WORK TO COMPLETE —
Output the material word for word. Leave each picture out.

# # # # #

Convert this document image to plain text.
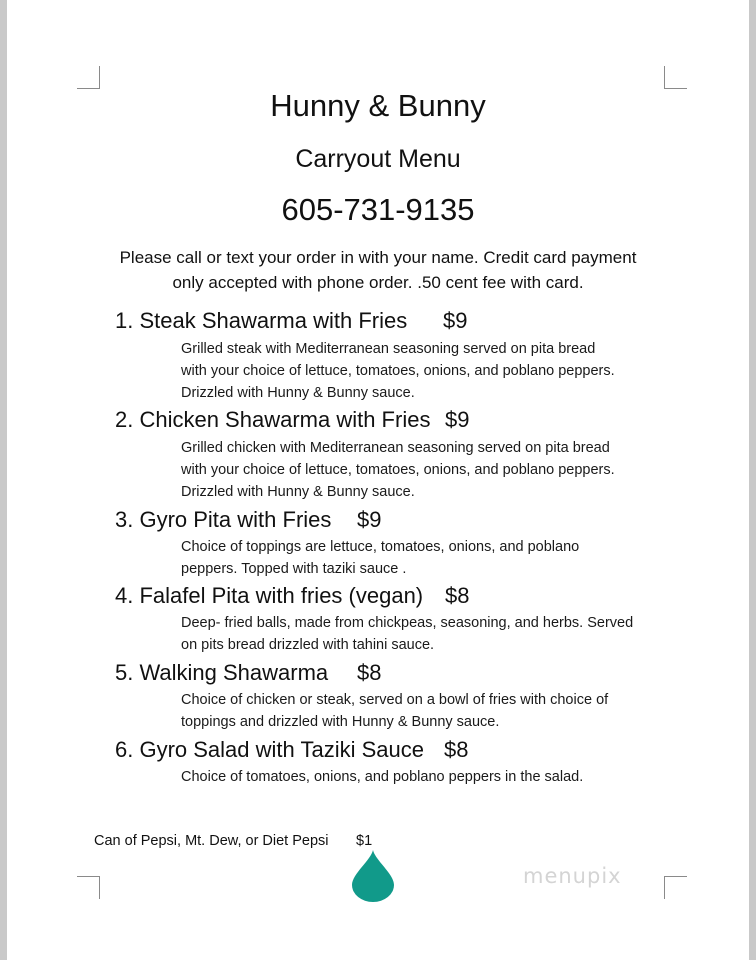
Hunny & Bunny
Carryout Menu
605-731-9135
Please call or text your order in with your name. Credit card payment
only accepted with phone order. .50 cent fee with card.
1. Steak Shawarma with Fries $9
Grilled steak with Mediterranean seasoning served on pita bread
with your choice of lettuce, tomatoes, onions, and poblano peppers.
Drizzled with Hunny & Bunny sauce.
2. Chicken Shawarma with Fries $9
Grilled chicken with Mediterranean seasoning served on pita bread
with your choice of lettuce, tomatoes, onions, and poblano peppers.
Drizzled with Hunny & Bunny sauce.
3. Gyro Pita with Fries $9
Choice of toppings are lettuce, tomatoes, onions, and poblano
peppers. Topped with taziki sauce .
4. Falafel Pita with fries (vegan) $8
Deep- fried balls, made from chickpeas, seasoning, and herbs. Served
on pits bread drizzled with tahini sauce.
5. Walking Shawarma $8
Choice of chicken or steak, served on a bowl of fries with choice of
toppings and drizzled with Hunny & Bunny sauce.
6. Gyro Salad with Taziki Sauce $8
Choice of tomatoes, onions, and poblano peppers in the salad.
Can of Pepsi, Mt. Dew, or Diet Pepsi $1
menupix
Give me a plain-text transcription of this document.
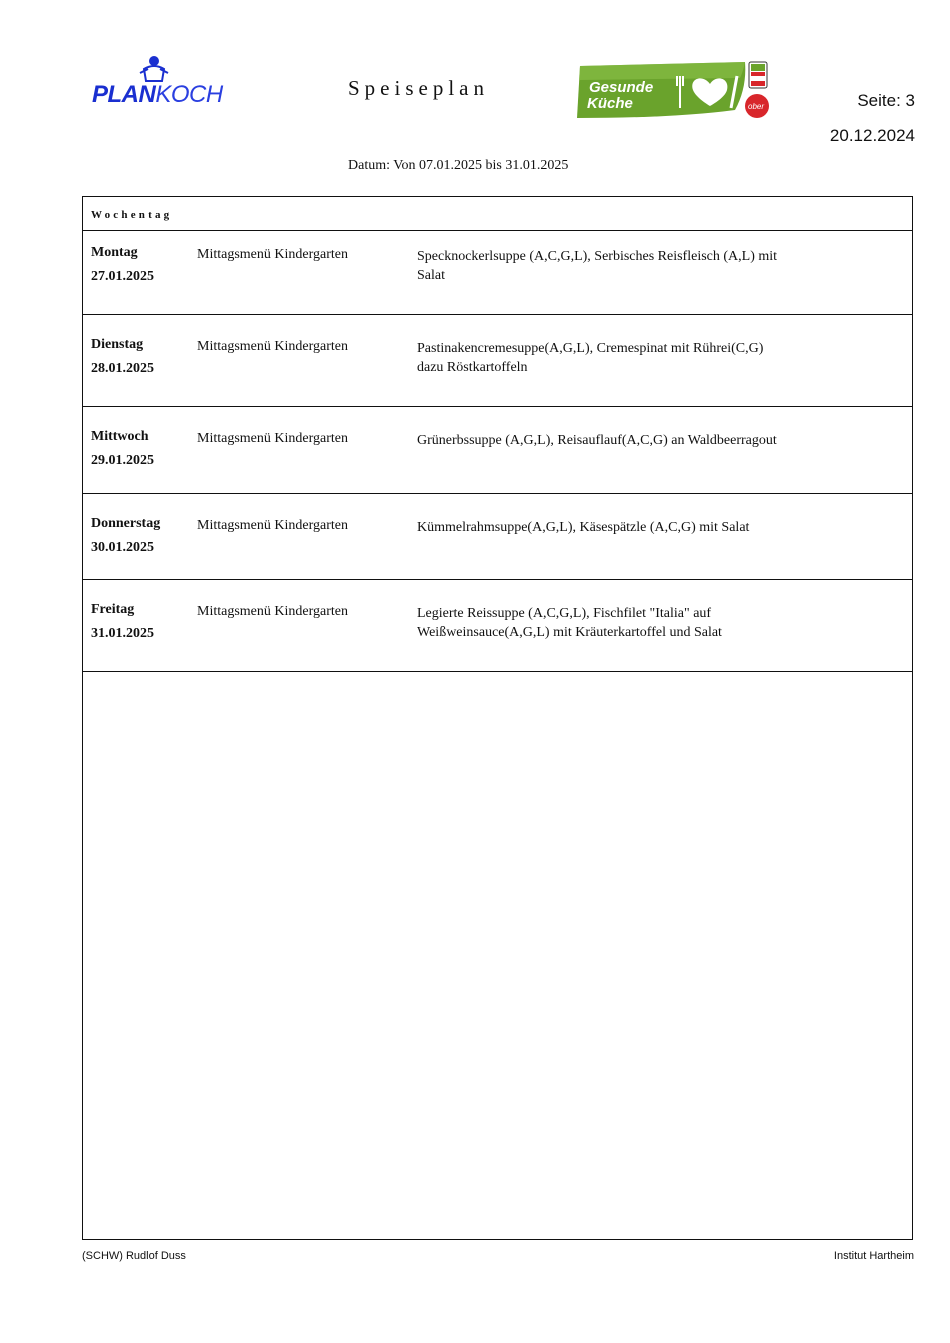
PLANKOCH	Speiseplan	Gesunde
Küche	ober	Seite: 3
20.12.2024
Datum: Von 07.01.2025 bis 31.01.2025
Wochentag
Montag
27.01.2025
Mittagsmenü Kindergarten	Specknockerlsuppe (A,C,G,L), Serbisches Reisfleisch (A,L) mit
Salat
Dienstag
28.01.2025
Mittagsmenü Kindergarten	Pastinakencremesuppe(A,G,L), Cremespinat mit Rührei(C,G)
dazu Röstkartoffeln
Mittwoch
29.01.2025
Mittagsmenü Kindergarten	Grünerbssuppe (A,G,L), Reisauflauf(A,C,G) an Waldbeerragout
Donnerstag
30.01.2025
Mittagsmenü Kindergarten	Kümmelrahmsuppe(A,G,L), Käsespätzle (A,C,G) mit Salat
Freitag
31.01.2025
Mittagsmenü Kindergarten	Legierte Reissuppe (A,C,G,L), Fischfilet "Italia" auf
Weißweinsauce(A,G,L) mit Kräuterkartoffel und Salat
(SCHW) Rudlof Duss	Institut Hartheim
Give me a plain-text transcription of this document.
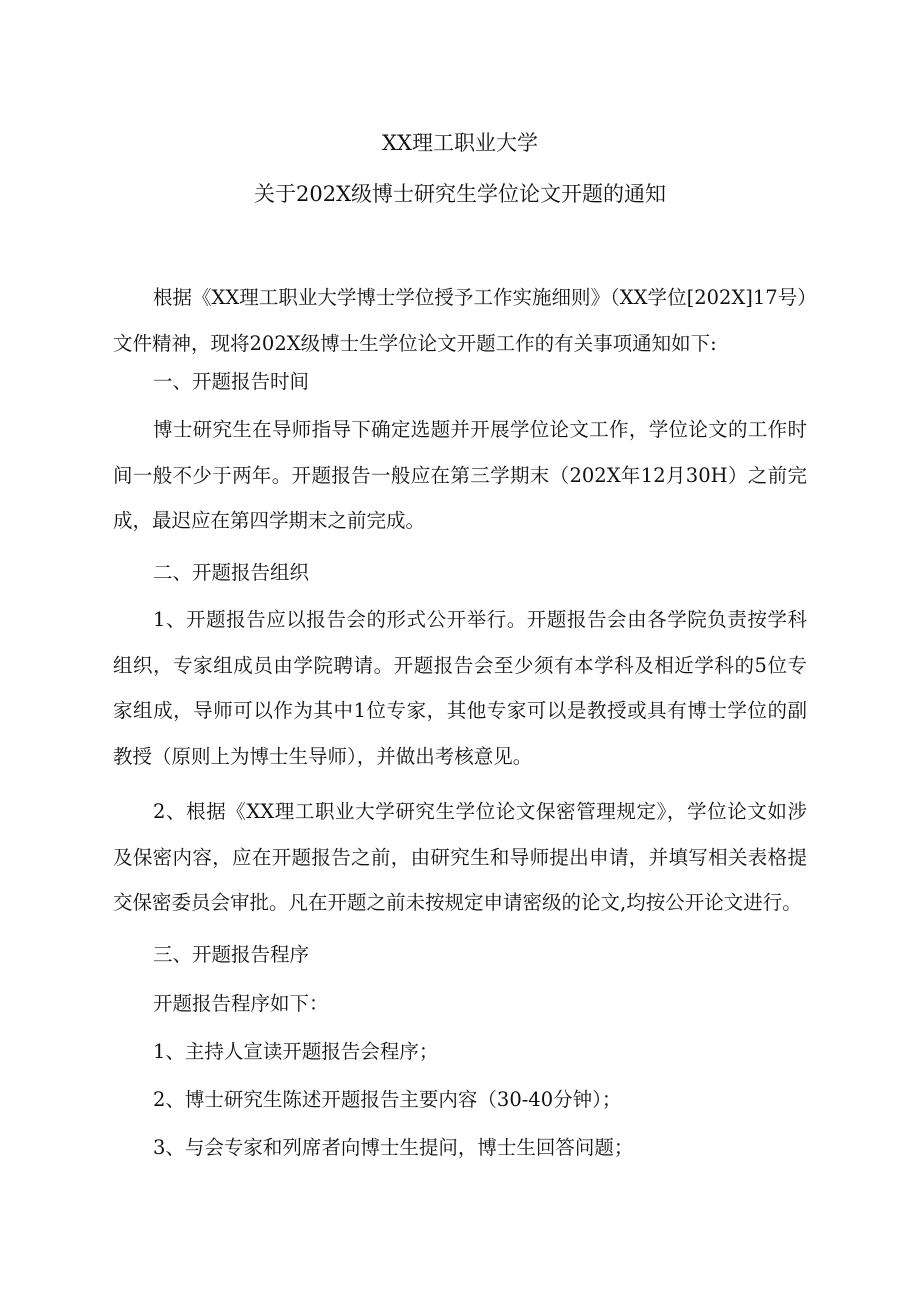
XX理工职业大学
关于202X级博士研究生学位论文开题的通知
根据《XX理工职业大学博士学位授予工作实施细则》（XX学位[202X]17号）文件精神，现将202X级博士生学位论文开题工作的有关事项通知如下:
一、开题报告时间
博士研究生在导师指导下确定选题并开展学位论文工作，学位论文的工作时间一般不少于两年。开题报告一般应在第三学期末（202X年12月30H）之前完成，最迟应在第四学期末之前完成。
二、开题报告组织
1、开题报告应以报告会的形式公开举行。开题报告会由各学院负责按学科组织，专家组成员由学院聘请。开题报告会至少须有本学科及相近学科的5位专家组成，导师可以作为其中1位专家，其他专家可以是教授或具有博士学位的副教授（原则上为博士生导师），并做出考核意见。
2、根据《XX理工职业大学研究生学位论文保密管理规定》，学位论文如涉及保密内容，应在开题报告之前，由研究生和导师提出申请，并填写相关表格提交保密委员会审批。凡在开题之前未按规定申请密级的论文,均按公开论文进行。
三、开题报告程序
开题报告程序如下：
1、主持人宣读开题报告会程序；
2、博士研究生陈述开题报告主要内容（30-40分钟）；
3、与会专家和列席者向博士生提问，博士生回答问题；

# # # # #

EXPECTED OUTPUT —
Convert this document image to plain text.
Hunny & Bunny
Carryout Menu
605-731-9135
Please call or text your order in with your name. Credit card payment
only accepted with phone order. .50 cent fee with card.
1. Steak Shawarma with Fries $9
Grilled steak with Mediterranean seasoning served on pita bread
with your choice of lettuce, tomatoes, onions, and poblano peppers.
Drizzled with Hunny & Bunny sauce.
2. Chicken Shawarma with Fries $9
Grilled chicken with Mediterranean seasoning served on pita bread
with your choice of lettuce, tomatoes, onions, and poblano peppers.
Drizzled with Hunny & Bunny sauce.
3. Gyro Pita with Fries $9
Choice of toppings are lettuce, tomatoes, onions, and poblano
peppers. Topped with taziki sauce .
4. Falafel Pita with fries (vegan) $8
Deep- fried balls, made from chickpeas, seasoning, and herbs. Served
on pits bread drizzled with tahini sauce.
5. Walking Shawarma $8
Choice of chicken or steak, served on a bowl of fries with choice of
toppings and drizzled with Hunny & Bunny sauce.
6. Gyro Salad with Taziki Sauce $8
Choice of tomatoes, onions, and poblano peppers in the salad.
Can of Pepsi, Mt. Dew, or Diet Pepsi $1
menupix
Give me a plain-text transcription of this document.
PLANKOCH	Speiseplan	Gesunde
Küche	ober	Seite: 3
20.12.2024
Datum: Von 07.01.2025 bis 31.01.2025
Wochentag
Montag
27.01.2025
Mittagsmenü Kindergarten	Specknockerlsuppe (A,C,G,L), Serbisches Reisfleisch (A,L) mit
Salat
Dienstag
28.01.2025
Mittagsmenü Kindergarten	Pastinakencremesuppe(A,G,L), Cremespinat mit Rührei(C,G)
dazu Röstkartoffeln
Mittwoch
29.01.2025
Mittagsmenü Kindergarten	Grünerbssuppe (A,G,L), Reisauflauf(A,C,G) an Waldbeerragout
Donnerstag
30.01.2025
Mittagsmenü Kindergarten	Kümmelrahmsuppe(A,G,L), Käsespätzle (A,C,G) mit Salat
Freitag
31.01.2025
Mittagsmenü Kindergarten	Legierte Reissuppe (A,C,G,L), Fischfilet "Italia" auf
Weißweinsauce(A,G,L) mit Kräuterkartoffel und Salat
(SCHW) Rudlof Duss	Institut Hartheim
Give me a plain-text transcription of this document.
XX理工职业大学
关于202X级博士研究生学位论文开题的通知
根据《XX理工职业大学博士学位授予工作实施细则》（XX学位[202X]17号）文件精神，现将202X级博士生学位论文开题工作的有关事项通知如下:
一、开题报告时间
博士研究生在导师指导下确定选题并开展学位论文工作，学位论文的工作时间一般不少于两年。开题报告一般应在第三学期末（202X年12月30H）之前完成，最迟应在第四学期末之前完成。
二、开题报告组织
1、开题报告应以报告会的形式公开举行。开题报告会由各学院负责按学科组织，专家组成员由学院聘请。开题报告会至少须有本学科及相近学科的5位专家组成，导师可以作为其中1位专家，其他专家可以是教授或具有博士学位的副教授（原则上为博士生导师），并做出考核意见。
2、根据《XX理工职业大学研究生学位论文保密管理规定》，学位论文如涉及保密内容，应在开题报告之前，由研究生和导师提出申请，并填写相关表格提交保密委员会审批。凡在开题之前未按规定申请密级的论文,均按公开论文进行。
三、开题报告程序
开题报告程序如下：
1、主持人宣读开题报告会程序；
2、博士研究生陈述开题报告主要内容（30-40分钟）；
3、与会专家和列席者向博士生提问，博士生回答问题；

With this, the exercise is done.